### WHAT THE TASK ASKS
Return all of the data exactly, with nothing left out but the pictures.

### RECORDS TO PROCESS
- - -

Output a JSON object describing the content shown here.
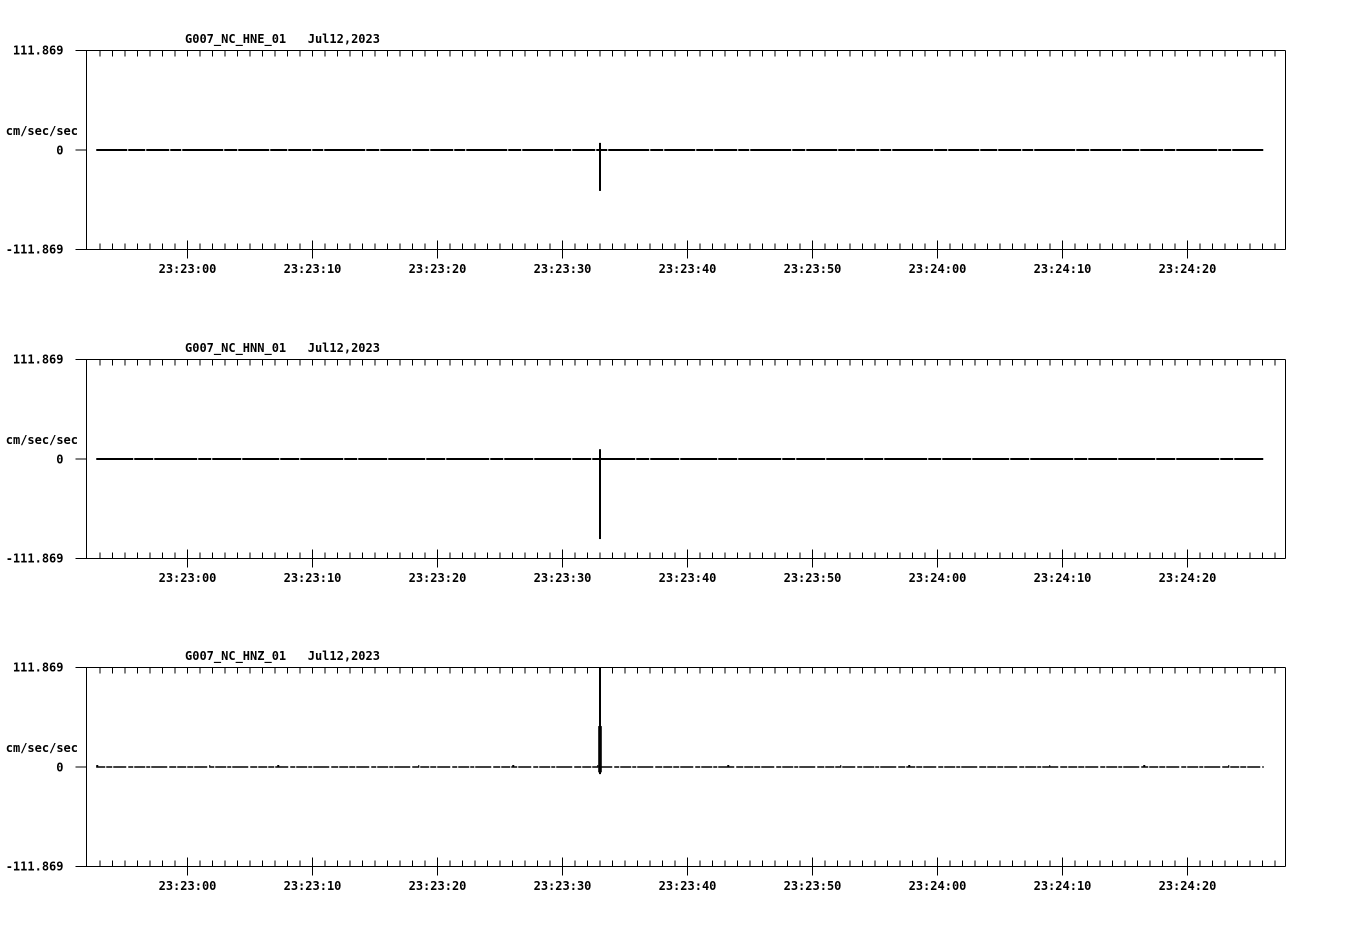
{
  "figure": {
    "background": "#ffffff",
    "ink": "#000000",
    "y_axis": {
      "units_label": "cm/sec/sec",
      "max_label": "111.869",
      "zero_label": "0",
      "min_label": "-111.869"
    },
    "x_tick_labels": [
      "23:23:00",
      "23:23:10",
      "23:23:20",
      "23:23:30",
      "23:23:40",
      "23:23:50",
      "23:24:00",
      "23:24:10",
      "23:24:20"
    ],
    "panels": [
      {
        "station_channel": "G007_NC_HNE_01",
        "date": "Jul12,2023"
      },
      {
        "station_channel": "G007_NC_HNN_01",
        "date": "Jul12,2023"
      },
      {
        "station_channel": "G007_NC_HNZ_01",
        "date": "Jul12,2023"
      }
    ]
  },
  "chart_data": [
    {
      "type": "line",
      "title": "G007_NC_HNE_01   Jul12,2023",
      "station": "G007",
      "network": "NC",
      "channel": "HNE",
      "location": "01",
      "date": "Jul12,2023",
      "ylabel": "cm/sec/sec",
      "ylim": [
        -111.869,
        111.869
      ],
      "yticks": [
        111.869,
        0,
        -111.869
      ],
      "xticks": [
        "23:23:00",
        "23:23:10",
        "23:23:20",
        "23:23:30",
        "23:23:40",
        "23:23:50",
        "23:24:00",
        "23:24:10",
        "23:24:20"
      ],
      "x_minor_tick_interval_s": 1,
      "x_major_tick_interval_s": 10,
      "grid": false,
      "baseline_value": 0,
      "trace": {
        "start_s_rel_first_tick": -7.3,
        "end_s_rel_first_tick": 86.1,
        "description": "flat near-zero acceleration trace with minor speckle noise"
      },
      "event": {
        "time": "23:23:33",
        "peak_positive": 8,
        "peak_negative": -46,
        "clipped": false
      }
    },
    {
      "type": "line",
      "title": "G007_NC_HNN_01   Jul12,2023",
      "station": "G007",
      "network": "NC",
      "channel": "HNN",
      "location": "01",
      "date": "Jul12,2023",
      "ylabel": "cm/sec/sec",
      "ylim": [
        -111.869,
        111.869
      ],
      "yticks": [
        111.869,
        0,
        -111.869
      ],
      "xticks": [
        "23:23:00",
        "23:23:10",
        "23:23:20",
        "23:23:30",
        "23:23:40",
        "23:23:50",
        "23:24:00",
        "23:24:10",
        "23:24:20"
      ],
      "x_minor_tick_interval_s": 1,
      "x_major_tick_interval_s": 10,
      "grid": false,
      "baseline_value": 0,
      "trace": {
        "start_s_rel_first_tick": -7.3,
        "end_s_rel_first_tick": 86.1,
        "description": "flat near-zero acceleration trace with minor speckle noise"
      },
      "event": {
        "time": "23:23:33",
        "peak_positive": 11,
        "peak_negative": -90,
        "clipped": false
      }
    },
    {
      "type": "line",
      "title": "G007_NC_HNZ_01   Jul12,2023",
      "station": "G007",
      "network": "NC",
      "channel": "HNZ",
      "location": "01",
      "date": "Jul12,2023",
      "ylabel": "cm/sec/sec",
      "ylim": [
        -111.869,
        111.869
      ],
      "yticks": [
        111.869,
        0,
        -111.869
      ],
      "xticks": [
        "23:23:00",
        "23:23:10",
        "23:23:20",
        "23:23:30",
        "23:23:40",
        "23:23:50",
        "23:24:00",
        "23:24:10",
        "23:24:20"
      ],
      "x_minor_tick_interval_s": 1,
      "x_major_tick_interval_s": 10,
      "grid": false,
      "baseline_value": 0,
      "trace": {
        "start_s_rel_first_tick": -7.3,
        "end_s_rel_first_tick": 86.1,
        "description": "thin near-zero acceleration trace with speckle noise"
      },
      "event": {
        "time": "23:23:33",
        "peak_positive": 111.869,
        "peak_negative": -8,
        "clipped": true,
        "core_segment": {
          "top_value": 46,
          "bottom_value": -6
        }
      }
    }
  ]
}
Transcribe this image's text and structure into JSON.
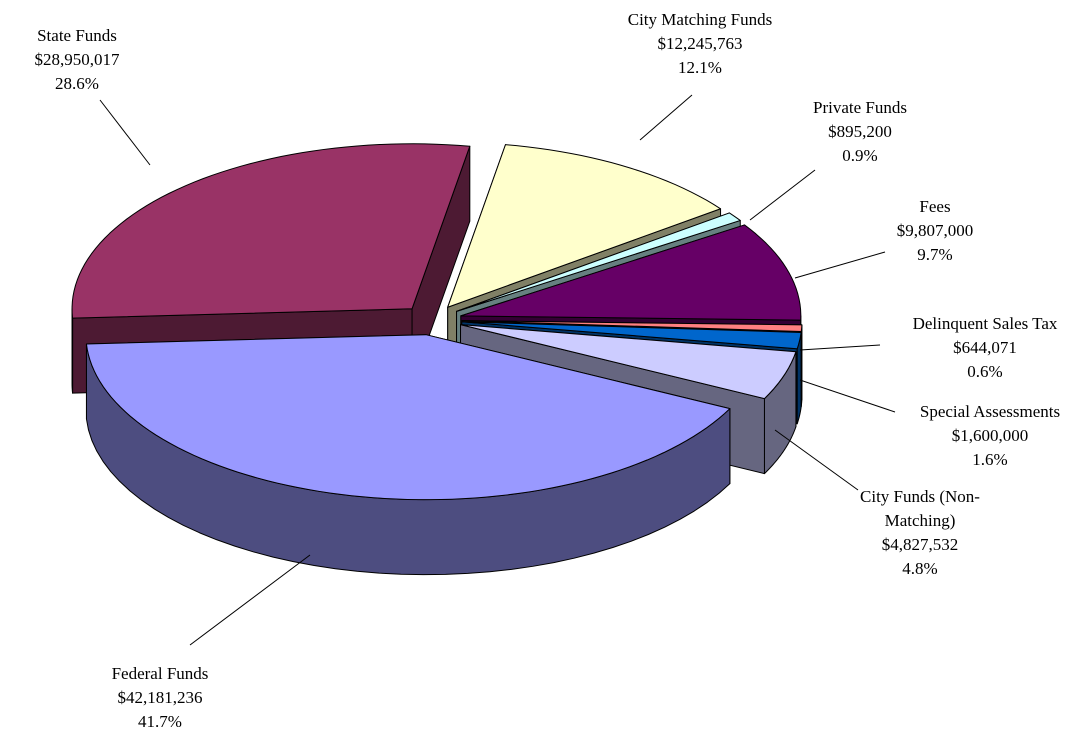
{
  "chart_data": {
    "type": "pie3d",
    "categories": [
      "City Matching Funds",
      "Private Funds",
      "Fees",
      "Delinquent Sales Tax",
      "Special Assessments",
      "City Funds (Non-Matching)",
      "Federal Funds",
      "State Funds"
    ],
    "values": [
      12245763,
      895200,
      9807000,
      644071,
      1600000,
      4827532,
      42181236,
      28950017
    ],
    "value_labels": [
      "$12,245,763",
      "$895,200",
      "$9,807,000",
      "$644,071",
      "$1,600,000",
      "$4,827,532",
      "$42,181,236",
      "$28,950,017"
    ],
    "percent_labels": [
      "12.1%",
      "0.9%",
      "9.7%",
      "0.6%",
      "1.6%",
      "4.8%",
      "41.7%",
      "28.6%"
    ],
    "colors": [
      "#ffffcc",
      "#ccffff",
      "#660066",
      "#ff8080",
      "#0066cc",
      "#ccccff",
      "#9999ff",
      "#993366"
    ]
  }
}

- - -

### SOLVED PROBLEM
Output a JSON object describing the content shown here.
{
  "figure": {
    "background": "#ffffff",
    "ink": "#000000",
    "y_axis": {
      "units_label": "cm/sec/sec",
      "max_label": "111.869",
      "zero_label": "0",
      "min_label": "-111.869"
    },
    "x_tick_labels": [
      "23:23:00",
      "23:23:10",
      "23:23:20",
      "23:23:30",
      "23:23:40",
      "23:23:50",
      "23:24:00",
      "23:24:10",
      "23:24:20"
    ],
    "panels": [
      {
        "station_channel": "G007_NC_HNE_01",
        "date": "Jul12,2023"
      },
      {
        "station_channel": "G007_NC_HNN_01",
        "date": "Jul12,2023"
      },
      {
        "station_channel": "G007_NC_HNZ_01",
        "date": "Jul12,2023"
      }
    ]
  },
  "chart_data": [
    {
      "type": "line",
      "title": "G007_NC_HNE_01   Jul12,2023",
      "station": "G007",
      "network": "NC",
      "channel": "HNE",
      "location": "01",
      "date": "Jul12,2023",
      "ylabel": "cm/sec/sec",
      "ylim": [
        -111.869,
        111.869
      ],
      "yticks": [
        111.869,
        0,
        -111.869
      ],
      "xticks": [
        "23:23:00",
        "23:23:10",
        "23:23:20",
        "23:23:30",
        "23:23:40",
        "23:23:50",
        "23:24:00",
        "23:24:10",
        "23:24:20"
      ],
      "x_minor_tick_interval_s": 1,
      "x_major_tick_interval_s": 10,
      "grid": false,
      "baseline_value": 0,
      "trace": {
        "start_s_rel_first_tick": -7.3,
        "end_s_rel_first_tick": 86.1,
        "description": "flat near-zero acceleration trace with minor speckle noise"
      },
      "event": {
        "time": "23:23:33",
        "peak_positive": 8,
        "peak_negative": -46,
        "clipped": false
      }
    },
    {
      "type": "line",
      "title": "G007_NC_HNN_01   Jul12,2023",
      "station": "G007",
      "network": "NC",
      "channel": "HNN",
      "location": "01",
      "date": "Jul12,2023",
      "ylabel": "cm/sec/sec",
      "ylim": [
        -111.869,
        111.869
      ],
      "yticks": [
        111.869,
        0,
        -111.869
      ],
      "xticks": [
        "23:23:00",
        "23:23:10",
        "23:23:20",
        "23:23:30",
        "23:23:40",
        "23:23:50",
        "23:24:00",
        "23:24:10",
        "23:24:20"
      ],
      "x_minor_tick_interval_s": 1,
      "x_major_tick_interval_s": 10,
      "grid": false,
      "baseline_value": 0,
      "trace": {
        "start_s_rel_first_tick": -7.3,
        "end_s_rel_first_tick": 86.1,
        "description": "flat near-zero acceleration trace with minor speckle noise"
      },
      "event": {
        "time": "23:23:33",
        "peak_positive": 11,
        "peak_negative": -90,
        "clipped": false
      }
    },
    {
      "type": "line",
      "title": "G007_NC_HNZ_01   Jul12,2023",
      "station": "G007",
      "network": "NC",
      "channel": "HNZ",
      "location": "01",
      "date": "Jul12,2023",
      "ylabel": "cm/sec/sec",
      "ylim": [
        -111.869,
        111.869
      ],
      "yticks": [
        111.869,
        0,
        -111.869
      ],
      "xticks": [
        "23:23:00",
        "23:23:10",
        "23:23:20",
        "23:23:30",
        "23:23:40",
        "23:23:50",
        "23:24:00",
        "23:24:10",
        "23:24:20"
      ],
      "x_minor_tick_interval_s": 1,
      "x_major_tick_interval_s": 10,
      "grid": false,
      "baseline_value": 0,
      "trace": {
        "start_s_rel_first_tick": -7.3,
        "end_s_rel_first_tick": 86.1,
        "description": "thin near-zero acceleration trace with speckle noise"
      },
      "event": {
        "time": "23:23:33",
        "peak_positive": 111.869,
        "peak_negative": -8,
        "clipped": true,
        "core_segment": {
          "top_value": 46,
          "bottom_value": -6
        }
      }
    }
  ]
}
Transcribe this image's text and structure into JSON.
{
  "chart_data": {
    "type": "pie3d",
    "categories": [
      "City Matching Funds",
      "Private Funds",
      "Fees",
      "Delinquent Sales Tax",
      "Special Assessments",
      "City Funds (Non-Matching)",
      "Federal Funds",
      "State Funds"
    ],
    "values": [
      12245763,
      895200,
      9807000,
      644071,
      1600000,
      4827532,
      42181236,
      28950017
    ],
    "value_labels": [
      "$12,245,763",
      "$895,200",
      "$9,807,000",
      "$644,071",
      "$1,600,000",
      "$4,827,532",
      "$42,181,236",
      "$28,950,017"
    ],
    "percent_labels": [
      "12.1%",
      "0.9%",
      "9.7%",
      "0.6%",
      "1.6%",
      "4.8%",
      "41.7%",
      "28.6%"
    ],
    "colors": [
      "#ffffcc",
      "#ccffff",
      "#660066",
      "#ff8080",
      "#0066cc",
      "#ccccff",
      "#9999ff",
      "#993366"
    ]
  }
}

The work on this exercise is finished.